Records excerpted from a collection
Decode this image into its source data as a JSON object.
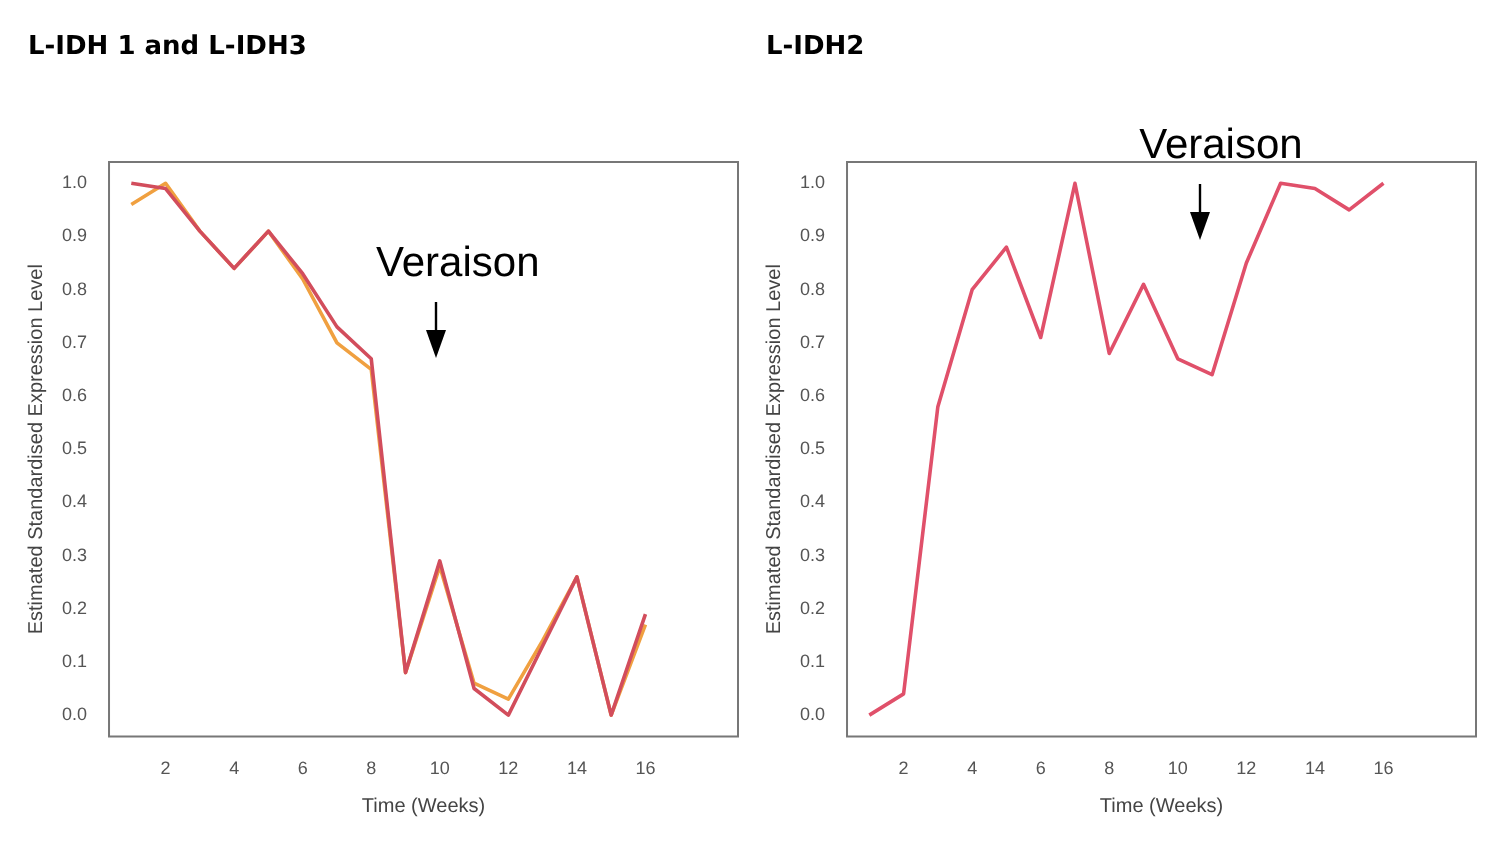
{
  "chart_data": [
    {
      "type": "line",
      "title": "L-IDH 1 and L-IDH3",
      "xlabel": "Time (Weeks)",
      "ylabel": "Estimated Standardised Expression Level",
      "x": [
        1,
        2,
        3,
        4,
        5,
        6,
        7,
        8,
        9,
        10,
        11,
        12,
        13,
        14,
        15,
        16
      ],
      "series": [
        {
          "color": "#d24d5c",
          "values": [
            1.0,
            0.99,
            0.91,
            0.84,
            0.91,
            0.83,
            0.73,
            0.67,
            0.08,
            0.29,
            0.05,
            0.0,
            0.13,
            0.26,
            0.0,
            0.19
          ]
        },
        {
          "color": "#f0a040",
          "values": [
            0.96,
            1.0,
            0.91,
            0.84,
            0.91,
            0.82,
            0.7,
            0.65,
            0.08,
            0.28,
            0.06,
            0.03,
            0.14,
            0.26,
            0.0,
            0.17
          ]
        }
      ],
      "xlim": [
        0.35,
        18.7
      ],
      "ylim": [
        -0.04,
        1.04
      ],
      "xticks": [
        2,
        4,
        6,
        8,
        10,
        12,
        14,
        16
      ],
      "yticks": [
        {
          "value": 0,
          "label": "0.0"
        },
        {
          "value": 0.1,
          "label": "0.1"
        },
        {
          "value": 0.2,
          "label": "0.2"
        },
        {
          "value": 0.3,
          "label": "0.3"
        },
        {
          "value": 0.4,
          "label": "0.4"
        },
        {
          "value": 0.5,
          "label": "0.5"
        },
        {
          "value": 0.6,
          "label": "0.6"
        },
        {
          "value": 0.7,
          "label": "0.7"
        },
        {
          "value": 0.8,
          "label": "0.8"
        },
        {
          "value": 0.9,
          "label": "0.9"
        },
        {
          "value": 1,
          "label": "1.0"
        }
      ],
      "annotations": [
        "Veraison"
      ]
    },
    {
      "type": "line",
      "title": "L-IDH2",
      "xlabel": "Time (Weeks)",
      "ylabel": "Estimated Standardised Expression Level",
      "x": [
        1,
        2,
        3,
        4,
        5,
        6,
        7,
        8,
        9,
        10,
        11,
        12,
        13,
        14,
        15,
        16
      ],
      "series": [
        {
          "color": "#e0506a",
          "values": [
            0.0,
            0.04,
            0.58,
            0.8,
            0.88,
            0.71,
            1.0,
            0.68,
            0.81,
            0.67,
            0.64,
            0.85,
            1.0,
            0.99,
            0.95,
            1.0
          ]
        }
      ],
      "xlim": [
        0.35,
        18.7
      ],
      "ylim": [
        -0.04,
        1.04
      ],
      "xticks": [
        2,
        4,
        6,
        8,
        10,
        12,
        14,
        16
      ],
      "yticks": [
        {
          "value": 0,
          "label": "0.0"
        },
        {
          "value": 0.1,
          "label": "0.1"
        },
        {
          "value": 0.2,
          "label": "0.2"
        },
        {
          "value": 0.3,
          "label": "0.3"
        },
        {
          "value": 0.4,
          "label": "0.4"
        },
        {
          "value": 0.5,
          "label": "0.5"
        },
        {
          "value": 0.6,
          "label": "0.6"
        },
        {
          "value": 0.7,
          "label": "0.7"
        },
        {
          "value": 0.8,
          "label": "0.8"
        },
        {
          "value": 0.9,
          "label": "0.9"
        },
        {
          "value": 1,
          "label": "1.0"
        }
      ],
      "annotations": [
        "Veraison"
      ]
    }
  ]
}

[Aim] Transcribe the records word for word and include no pictures.

[Task result]
Decode this image into its source data as a JSON object.
{
  "chart_data": [
    {
      "type": "line",
      "title": "L-IDH 1 and L-IDH3",
      "xlabel": "Time (Weeks)",
      "ylabel": "Estimated Standardised Expression Level",
      "x": [
        1,
        2,
        3,
        4,
        5,
        6,
        7,
        8,
        9,
        10,
        11,
        12,
        13,
        14,
        15,
        16
      ],
      "series": [
        {
          "color": "#d24d5c",
          "values": [
            1.0,
            0.99,
            0.91,
            0.84,
            0.91,
            0.83,
            0.73,
            0.67,
            0.08,
            0.29,
            0.05,
            0.0,
            0.13,
            0.26,
            0.0,
            0.19
          ]
        },
        {
          "color": "#f0a040",
          "values": [
            0.96,
            1.0,
            0.91,
            0.84,
            0.91,
            0.82,
            0.7,
            0.65,
            0.08,
            0.28,
            0.06,
            0.03,
            0.14,
            0.26,
            0.0,
            0.17
          ]
        }
      ],
      "xlim": [
        0.35,
        18.7
      ],
      "ylim": [
        -0.04,
        1.04
      ],
      "xticks": [
        2,
        4,
        6,
        8,
        10,
        12,
        14,
        16
      ],
      "yticks": [
        {
          "value": 0,
          "label": "0.0"
        },
        {
          "value": 0.1,
          "label": "0.1"
        },
        {
          "value": 0.2,
          "label": "0.2"
        },
        {
          "value": 0.3,
          "label": "0.3"
        },
        {
          "value": 0.4,
          "label": "0.4"
        },
        {
          "value": 0.5,
          "label": "0.5"
        },
        {
          "value": 0.6,
          "label": "0.6"
        },
        {
          "value": 0.7,
          "label": "0.7"
        },
        {
          "value": 0.8,
          "label": "0.8"
        },
        {
          "value": 0.9,
          "label": "0.9"
        },
        {
          "value": 1,
          "label": "1.0"
        }
      ],
      "annotations": [
        "Veraison"
      ]
    },
    {
      "type": "line",
      "title": "L-IDH2",
      "xlabel": "Time (Weeks)",
      "ylabel": "Estimated Standardised Expression Level",
      "x": [
        1,
        2,
        3,
        4,
        5,
        6,
        7,
        8,
        9,
        10,
        11,
        12,
        13,
        14,
        15,
        16
      ],
      "series": [
        {
          "color": "#e0506a",
          "values": [
            0.0,
            0.04,
            0.58,
            0.8,
            0.88,
            0.71,
            1.0,
            0.68,
            0.81,
            0.67,
            0.64,
            0.85,
            1.0,
            0.99,
            0.95,
            1.0
          ]
        }
      ],
      "xlim": [
        0.35,
        18.7
      ],
      "ylim": [
        -0.04,
        1.04
      ],
      "xticks": [
        2,
        4,
        6,
        8,
        10,
        12,
        14,
        16
      ],
      "yticks": [
        {
          "value": 0,
          "label": "0.0"
        },
        {
          "value": 0.1,
          "label": "0.1"
        },
        {
          "value": 0.2,
          "label": "0.2"
        },
        {
          "value": 0.3,
          "label": "0.3"
        },
        {
          "value": 0.4,
          "label": "0.4"
        },
        {
          "value": 0.5,
          "label": "0.5"
        },
        {
          "value": 0.6,
          "label": "0.6"
        },
        {
          "value": 0.7,
          "label": "0.7"
        },
        {
          "value": 0.8,
          "label": "0.8"
        },
        {
          "value": 0.9,
          "label": "0.9"
        },
        {
          "value": 1,
          "label": "1.0"
        }
      ],
      "annotations": [
        "Veraison"
      ]
    }
  ]
}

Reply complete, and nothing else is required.